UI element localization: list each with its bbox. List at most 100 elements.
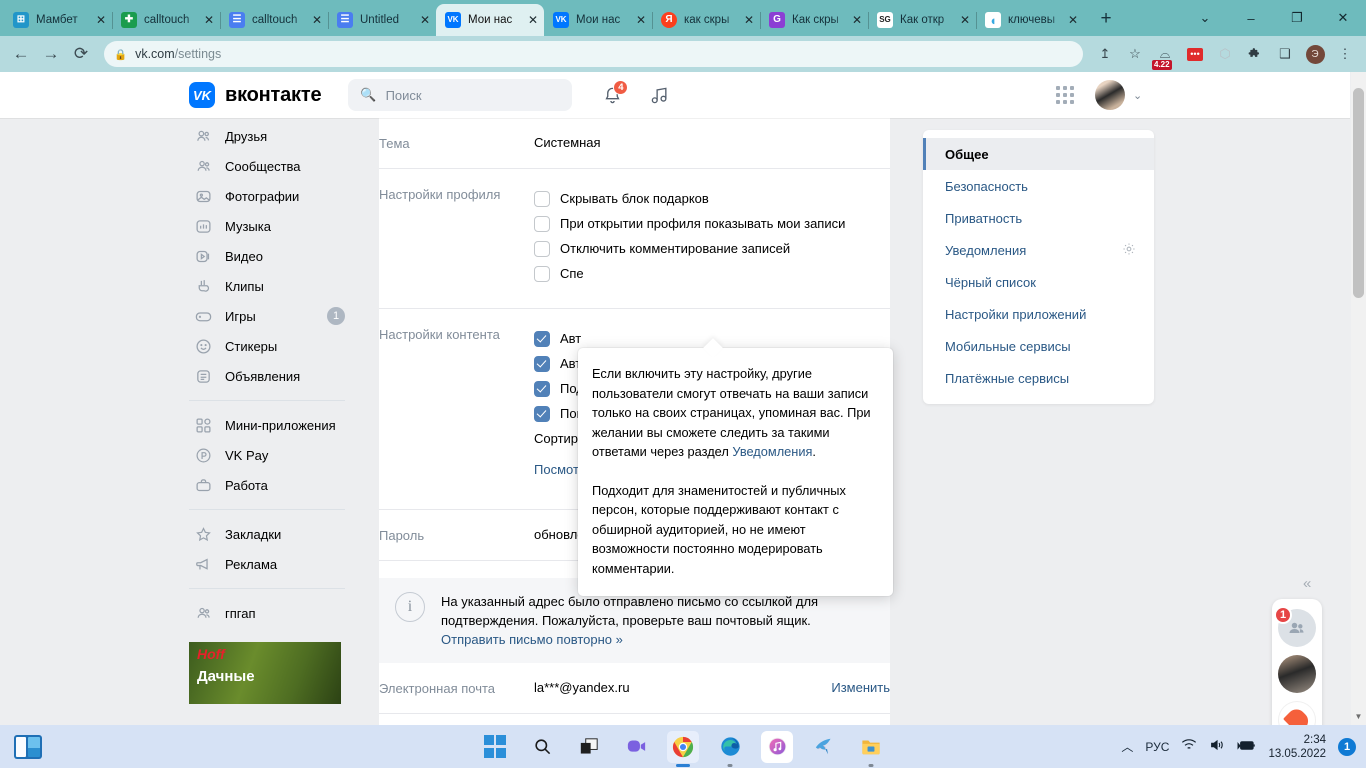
sidebar-item-video[interactable]: Видео (189, 241, 359, 271)
tooltip-notifications-link[interactable]: Уведомления (732, 444, 812, 459)
sidebar-item-communities[interactable]: Сообщества (189, 151, 359, 181)
sidebar-item-friends[interactable]: Друзья (189, 121, 359, 151)
tab-close-icon[interactable]: ✕ (852, 14, 862, 26)
checkbox-autoplay-1[interactable] (534, 330, 550, 347)
collapse-widgets-icon[interactable]: « (1303, 575, 1311, 592)
checkbox-disable-comments[interactable] (534, 240, 550, 257)
tab-close-icon[interactable]: ✕ (744, 14, 754, 26)
resend-email-link[interactable]: Отправить письмо повторно » (441, 632, 623, 647)
sidebar-item-advertising[interactable]: Реклама (189, 549, 359, 579)
task-view-button[interactable] (573, 731, 605, 763)
taskbar-clock[interactable]: 2:34 13.05.2022 (1268, 733, 1326, 761)
checkbox-row[interactable]: При открытии профиля показывать мои запи… (534, 211, 890, 236)
reload-button[interactable]: ⟳ (66, 39, 96, 69)
sidebar-item-group-gpgap[interactable]: гпгап (189, 598, 359, 628)
browser-tab[interactable]: SG Как откр ✕ (868, 4, 977, 36)
sidebar-item-jobs[interactable]: Работа (189, 470, 359, 500)
browser-tab[interactable]: ☰ Untitled ✕ (328, 4, 436, 36)
page-scrollbar[interactable]: ▼ (1351, 72, 1366, 725)
sidebar-item-clips[interactable]: Клипы (189, 271, 359, 301)
scroll-down-arrow-icon[interactable]: ▼ (1351, 709, 1366, 724)
taskbar-chrome-icon[interactable] (667, 730, 699, 767)
taskbar-itunes-icon[interactable] (761, 730, 793, 763)
tab-close-icon[interactable]: ✕ (96, 14, 106, 26)
services-grid-icon[interactable] (1048, 78, 1082, 112)
browser-tab[interactable]: ⊞ Мамбет ✕ (4, 4, 113, 36)
checkbox-special-mode[interactable] (534, 265, 550, 282)
checkbox-row[interactable]: Спе (534, 261, 890, 286)
tab-close-icon[interactable]: ✕ (420, 14, 430, 26)
sidebar-item-vk-pay[interactable]: VK Pay (189, 440, 359, 470)
chrome-profile-avatar[interactable]: Э (1302, 41, 1328, 67)
sidebar-item-bookmarks[interactable]: Закладки (189, 519, 359, 549)
volume-icon[interactable] (1209, 738, 1225, 755)
start-button[interactable] (479, 731, 511, 763)
minimize-button[interactable]: – (1228, 0, 1274, 36)
vk-logo[interactable]: VK вконтакте (189, 82, 322, 108)
puzzle-extensions-icon[interactable] (1242, 41, 1268, 67)
side-panel-icon[interactable]: ❑ (1272, 41, 1298, 67)
sidebar-item-games[interactable]: Игры 1 (189, 301, 359, 331)
tab-close-icon[interactable]: ✕ (528, 14, 538, 26)
back-button[interactable]: ← (6, 39, 36, 69)
settings-menu-item-app-settings[interactable]: Настройки приложений (923, 298, 1154, 330)
checkbox-subscriptions[interactable] (534, 380, 550, 397)
settings-menu-item-mobile-services[interactable]: Мобильные сервисы (923, 330, 1154, 362)
close-window-button[interactable]: ✕ (1320, 0, 1366, 36)
tab-close-icon[interactable]: ✕ (312, 14, 322, 26)
tab-close-icon[interactable]: ✕ (1068, 14, 1078, 26)
search-input[interactable]: 🔍 Поиск (348, 79, 573, 111)
sidebar-item-mini-apps[interactable]: Мини-приложения (189, 410, 359, 440)
sidebar-item-ads-board[interactable]: Объявления (189, 361, 359, 391)
settings-menu-item-notifications[interactable]: Уведомления (923, 234, 1154, 266)
taskbar-explorer-icon[interactable] (855, 731, 887, 767)
tab-close-icon[interactable]: ✕ (960, 14, 970, 26)
forward-button[interactable]: → (36, 39, 66, 69)
taskbar-filezilla-icon[interactable] (808, 731, 840, 763)
settings-menu-item-blacklist[interactable]: Чёрный список (923, 266, 1154, 298)
gear-icon[interactable] (1122, 242, 1136, 259)
tab-close-icon[interactable]: ✕ (204, 14, 214, 26)
settings-menu-item-general[interactable]: Общее (923, 138, 1154, 170)
keyboard-language-indicator[interactable]: РУС (1145, 740, 1169, 754)
widget-group-avatar[interactable]: 1 (1274, 606, 1316, 647)
settings-menu-item-payment-services[interactable]: Платёжные сервисы (923, 362, 1154, 394)
widget-tinder-icon[interactable] (1278, 701, 1316, 725)
battery-icon[interactable] (1237, 739, 1256, 755)
checkbox-autoplay-2[interactable] (534, 355, 550, 372)
sidebar-item-music[interactable]: Музыка (189, 211, 359, 241)
widget-user-photo[interactable] (1278, 655, 1316, 693)
notification-center-badge[interactable]: 1 (1338, 737, 1356, 756)
taskbar-search-button[interactable] (526, 731, 558, 763)
browser-tab[interactable]: ◖ ключевы ✕ (976, 4, 1084, 36)
sidebar-item-stickers[interactable]: Стикеры (189, 331, 359, 361)
settings-menu-item-security[interactable]: Безопасность (923, 170, 1154, 202)
checkbox-hide-gifts[interactable] (534, 190, 550, 207)
checkbox-show-my-posts[interactable] (534, 215, 550, 232)
theme-value[interactable]: Системная (534, 135, 890, 151)
tab-close-icon[interactable]: ✕ (636, 14, 646, 26)
extension-red-icon[interactable]: ••• (1182, 41, 1208, 67)
shield-icon[interactable]: ⬡ (1212, 41, 1238, 67)
address-bar[interactable]: 🔒 vk.com/settings (104, 41, 1083, 67)
bookmark-star-icon[interactable]: ☆ (1122, 41, 1148, 67)
sidebar-ad-banner[interactable]: Hoff Дачные (189, 642, 341, 704)
maximize-button[interactable]: ❐ (1274, 0, 1320, 36)
checkbox-show-items[interactable] (534, 405, 550, 422)
taskbar-edge-icon[interactable] (714, 731, 746, 767)
extension-lamp-icon[interactable]: ⌓ 4.22 (1152, 41, 1178, 70)
checkbox-row[interactable]: Скрывать блок подарков (534, 186, 890, 211)
browser-tab-active[interactable]: VK Мои нас ✕ (436, 4, 544, 36)
checkbox-row[interactable]: Отключить комментирование записей (534, 236, 890, 261)
scrollbar-thumb[interactable] (1353, 88, 1364, 298)
sidebar-item-photos[interactable]: Фотографии (189, 181, 359, 211)
chrome-menu-icon[interactable]: ⋮ (1332, 41, 1358, 67)
user-menu[interactable]: ⌄ (1095, 80, 1142, 110)
music-icon[interactable] (642, 78, 676, 112)
tray-expand-chevron-icon[interactable]: ︿ (1121, 738, 1133, 755)
browser-tab[interactable]: VK Мои нас ✕ (544, 4, 653, 36)
change-email-link[interactable]: Изменить (831, 680, 890, 695)
browser-tab[interactable]: ☰ calltouch ✕ (220, 4, 329, 36)
settings-menu-item-privacy[interactable]: Приватность (923, 202, 1154, 234)
wifi-icon[interactable] (1181, 738, 1197, 755)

···

## Problem description
Print the stretch of the records from the line that contains "sidebar-item-video[interactable]: Видео (189, 241, 359, 271)" through the line that contains "vk-logo[interactable]: VK вконтакте", both included, reproducing each line without any change.

## Answer to the problem
sidebar-item-video[interactable]: Видео (189, 241, 359, 271)
tooltip-notifications-link[interactable]: Уведомления (732, 444, 812, 459)
sidebar-item-communities[interactable]: Сообщества (189, 151, 359, 181)
sidebar-item-friends[interactable]: Друзья (189, 121, 359, 151)
tab-close-icon[interactable]: ✕ (852, 14, 862, 26)
checkbox-autoplay-1[interactable] (534, 330, 550, 347)
collapse-widgets-icon[interactable]: « (1303, 575, 1311, 592)
checkbox-disable-comments[interactable] (534, 240, 550, 257)
tab-close-icon[interactable]: ✕ (744, 14, 754, 26)
resend-email-link[interactable]: Отправить письмо повторно » (441, 632, 623, 647)
sidebar-item-advertising[interactable]: Реклама (189, 549, 359, 579)
task-view-button[interactable] (573, 731, 605, 763)
taskbar-clock[interactable]: 2:34 13.05.2022 (1268, 733, 1326, 761)
checkbox-row[interactable]: При открытии профиля показывать мои запи… (534, 211, 890, 236)
reload-button[interactable]: ⟳ (66, 39, 96, 69)
sidebar-item-group-gpgap[interactable]: гпгап (189, 598, 359, 628)
browser-tab[interactable]: SG Как откр ✕ (868, 4, 977, 36)
sidebar-item-jobs[interactable]: Работа (189, 470, 359, 500)
browser-tab[interactable]: ☰ Untitled ✕ (328, 4, 436, 36)
page-scrollbar[interactable]: ▼ (1351, 72, 1366, 725)
sidebar-item-clips[interactable]: Клипы (189, 271, 359, 301)
scroll-down-arrow-icon[interactable]: ▼ (1351, 709, 1366, 724)
taskbar-chrome-icon[interactable] (667, 730, 699, 767)
taskbar-itunes-icon[interactable] (761, 730, 793, 763)
tab-close-icon[interactable]: ✕ (96, 14, 106, 26)
services-grid-icon[interactable] (1048, 78, 1082, 112)
browser-tab[interactable]: ⊞ Мамбет ✕ (4, 4, 113, 36)
checkbox-special-mode[interactable] (534, 265, 550, 282)
checkbox-row[interactable]: Спе (534, 261, 890, 286)
tab-close-icon[interactable]: ✕ (420, 14, 430, 26)
sidebar-item-vk-pay[interactable]: VK Pay (189, 440, 359, 470)
chrome-profile-avatar[interactable]: Э (1302, 41, 1328, 67)
sidebar-item-bookmarks[interactable]: Закладки (189, 519, 359, 549)
volume-icon[interactable] (1209, 738, 1225, 755)
start-button[interactable] (479, 731, 511, 763)
minimize-button[interactable]: – (1228, 0, 1274, 36)
vk-logo[interactable]: VK вконтакте (189, 82, 322, 108)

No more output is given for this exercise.